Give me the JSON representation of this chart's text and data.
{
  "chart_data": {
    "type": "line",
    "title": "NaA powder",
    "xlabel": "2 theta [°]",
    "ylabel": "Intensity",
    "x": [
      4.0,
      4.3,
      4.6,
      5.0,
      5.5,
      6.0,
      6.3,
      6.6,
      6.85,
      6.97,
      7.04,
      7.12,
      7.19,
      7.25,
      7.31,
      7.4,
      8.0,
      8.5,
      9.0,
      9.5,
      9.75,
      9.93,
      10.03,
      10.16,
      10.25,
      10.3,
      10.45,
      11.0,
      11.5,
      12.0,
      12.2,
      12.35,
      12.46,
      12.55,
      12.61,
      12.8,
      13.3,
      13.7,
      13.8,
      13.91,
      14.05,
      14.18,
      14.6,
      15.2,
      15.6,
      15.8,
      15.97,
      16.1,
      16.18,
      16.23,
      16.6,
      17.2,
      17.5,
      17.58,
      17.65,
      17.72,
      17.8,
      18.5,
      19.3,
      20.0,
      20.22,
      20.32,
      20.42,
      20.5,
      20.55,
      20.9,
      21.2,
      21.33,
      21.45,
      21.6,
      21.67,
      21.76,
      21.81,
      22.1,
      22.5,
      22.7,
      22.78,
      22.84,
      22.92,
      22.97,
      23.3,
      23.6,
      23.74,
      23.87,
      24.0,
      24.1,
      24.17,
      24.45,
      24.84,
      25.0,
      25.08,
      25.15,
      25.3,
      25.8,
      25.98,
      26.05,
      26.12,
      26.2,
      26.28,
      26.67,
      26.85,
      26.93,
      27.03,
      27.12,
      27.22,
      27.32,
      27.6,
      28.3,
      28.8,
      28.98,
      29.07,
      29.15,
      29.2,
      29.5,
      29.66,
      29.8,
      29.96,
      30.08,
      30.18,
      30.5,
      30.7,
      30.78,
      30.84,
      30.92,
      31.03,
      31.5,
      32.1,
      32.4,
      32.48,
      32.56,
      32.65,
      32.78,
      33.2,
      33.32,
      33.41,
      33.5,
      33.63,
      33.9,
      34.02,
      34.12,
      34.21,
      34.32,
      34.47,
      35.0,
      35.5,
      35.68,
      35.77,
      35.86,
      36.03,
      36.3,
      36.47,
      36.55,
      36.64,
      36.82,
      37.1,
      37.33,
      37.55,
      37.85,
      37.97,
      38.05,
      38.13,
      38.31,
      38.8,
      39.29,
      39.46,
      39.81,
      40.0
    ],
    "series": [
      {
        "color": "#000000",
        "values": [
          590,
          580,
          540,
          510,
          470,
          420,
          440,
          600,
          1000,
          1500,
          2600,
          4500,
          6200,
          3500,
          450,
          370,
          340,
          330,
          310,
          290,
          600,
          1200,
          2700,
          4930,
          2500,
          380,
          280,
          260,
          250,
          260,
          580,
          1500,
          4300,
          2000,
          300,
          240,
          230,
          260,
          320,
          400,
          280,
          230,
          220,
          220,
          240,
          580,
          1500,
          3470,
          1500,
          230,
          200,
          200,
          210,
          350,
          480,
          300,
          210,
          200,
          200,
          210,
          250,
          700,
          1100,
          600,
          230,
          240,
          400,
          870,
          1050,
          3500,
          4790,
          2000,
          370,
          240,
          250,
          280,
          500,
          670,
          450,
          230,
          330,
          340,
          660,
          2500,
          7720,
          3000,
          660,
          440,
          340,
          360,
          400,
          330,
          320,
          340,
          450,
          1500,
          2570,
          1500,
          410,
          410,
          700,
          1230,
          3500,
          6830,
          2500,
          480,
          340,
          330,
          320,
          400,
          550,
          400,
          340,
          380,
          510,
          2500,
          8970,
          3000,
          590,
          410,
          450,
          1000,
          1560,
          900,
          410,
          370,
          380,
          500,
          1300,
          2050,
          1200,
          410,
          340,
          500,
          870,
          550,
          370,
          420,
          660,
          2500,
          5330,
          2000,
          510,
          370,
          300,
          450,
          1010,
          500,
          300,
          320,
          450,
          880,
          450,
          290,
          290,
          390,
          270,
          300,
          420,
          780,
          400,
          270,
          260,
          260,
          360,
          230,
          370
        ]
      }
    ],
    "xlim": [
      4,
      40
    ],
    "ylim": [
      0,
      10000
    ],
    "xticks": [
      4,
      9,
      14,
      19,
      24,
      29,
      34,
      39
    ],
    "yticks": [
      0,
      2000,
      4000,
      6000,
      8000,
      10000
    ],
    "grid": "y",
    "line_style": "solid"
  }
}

☆ ☆ ☆

* Task objective
Give back the data above exactly as it appears.

* Response
Give me the JSON representation of this chart's text and data.
{
  "chart_data": {
    "type": "line",
    "title": "NaA powder",
    "xlabel": "2 theta [°]",
    "ylabel": "Intensity",
    "x": [
      4.0,
      4.3,
      4.6,
      5.0,
      5.5,
      6.0,
      6.3,
      6.6,
      6.85,
      6.97,
      7.04,
      7.12,
      7.19,
      7.25,
      7.31,
      7.4,
      8.0,
      8.5,
      9.0,
      9.5,
      9.75,
      9.93,
      10.03,
      10.16,
      10.25,
      10.3,
      10.45,
      11.0,
      11.5,
      12.0,
      12.2,
      12.35,
      12.46,
      12.55,
      12.61,
      12.8,
      13.3,
      13.7,
      13.8,
      13.91,
      14.05,
      14.18,
      14.6,
      15.2,
      15.6,
      15.8,
      15.97,
      16.1,
      16.18,
      16.23,
      16.6,
      17.2,
      17.5,
      17.58,
      17.65,
      17.72,
      17.8,
      18.5,
      19.3,
      20.0,
      20.22,
      20.32,
      20.42,
      20.5,
      20.55,
      20.9,
      21.2,
      21.33,
      21.45,
      21.6,
      21.67,
      21.76,
      21.81,
      22.1,
      22.5,
      22.7,
      22.78,
      22.84,
      22.92,
      22.97,
      23.3,
      23.6,
      23.74,
      23.87,
      24.0,
      24.1,
      24.17,
      24.45,
      24.84,
      25.0,
      25.08,
      25.15,
      25.3,
      25.8,
      25.98,
      26.05,
      26.12,
      26.2,
      26.28,
      26.67,
      26.85,
      26.93,
      27.03,
      27.12,
      27.22,
      27.32,
      27.6,
      28.3,
      28.8,
      28.98,
      29.07,
      29.15,
      29.2,
      29.5,
      29.66,
      29.8,
      29.96,
      30.08,
      30.18,
      30.5,
      30.7,
      30.78,
      30.84,
      30.92,
      31.03,
      31.5,
      32.1,
      32.4,
      32.48,
      32.56,
      32.65,
      32.78,
      33.2,
      33.32,
      33.41,
      33.5,
      33.63,
      33.9,
      34.02,
      34.12,
      34.21,
      34.32,
      34.47,
      35.0,
      35.5,
      35.68,
      35.77,
      35.86,
      36.03,
      36.3,
      36.47,
      36.55,
      36.64,
      36.82,
      37.1,
      37.33,
      37.55,
      37.85,
      37.97,
      38.05,
      38.13,
      38.31,
      38.8,
      39.29,
      39.46,
      39.81,
      40.0
    ],
    "series": [
      {
        "color": "#000000",
        "values": [
          590,
          580,
          540,
          510,
          470,
          420,
          440,
          600,
          1000,
          1500,
          2600,
          4500,
          6200,
          3500,
          450,
          370,
          340,
          330,
          310,
          290,
          600,
          1200,
          2700,
          4930,
          2500,
          380,
          280,
          260,
          250,
          260,
          580,
          1500,
          4300,
          2000,
          300,
          240,
          230,
          260,
          320,
          400,
          280,
          230,
          220,
          220,
          240,
          580,
          1500,
          3470,
          1500,
          230,
          200,
          200,
          210,
          350,
          480,
          300,
          210,
          200,
          200,
          210,
          250,
          700,
          1100,
          600,
          230,
          240,
          400,
          870,
          1050,
          3500,
          4790,
          2000,
          370,
          240,
          250,
          280,
          500,
          670,
          450,
          230,
          330,
          340,
          660,
          2500,
          7720,
          3000,
          660,
          440,
          340,
          360,
          400,
          330,
          320,
          340,
          450,
          1500,
          2570,
          1500,
          410,
          410,
          700,
          1230,
          3500,
          6830,
          2500,
          480,
          340,
          330,
          320,
          400,
          550,
          400,
          340,
          380,
          510,
          2500,
          8970,
          3000,
          590,
          410,
          450,
          1000,
          1560,
          900,
          410,
          370,
          380,
          500,
          1300,
          2050,
          1200,
          410,
          340,
          500,
          870,
          550,
          370,
          420,
          660,
          2500,
          5330,
          2000,
          510,
          370,
          300,
          450,
          1010,
          500,
          300,
          320,
          450,
          880,
          450,
          290,
          290,
          390,
          270,
          300,
          420,
          780,
          400,
          270,
          260,
          260,
          360,
          230,
          370
        ]
      }
    ],
    "xlim": [
      4,
      40
    ],
    "ylim": [
      0,
      10000
    ],
    "xticks": [
      4,
      9,
      14,
      19,
      24,
      29,
      34,
      39
    ],
    "yticks": [
      0,
      2000,
      4000,
      6000,
      8000,
      10000
    ],
    "grid": "y",
    "line_style": "solid"
  }
}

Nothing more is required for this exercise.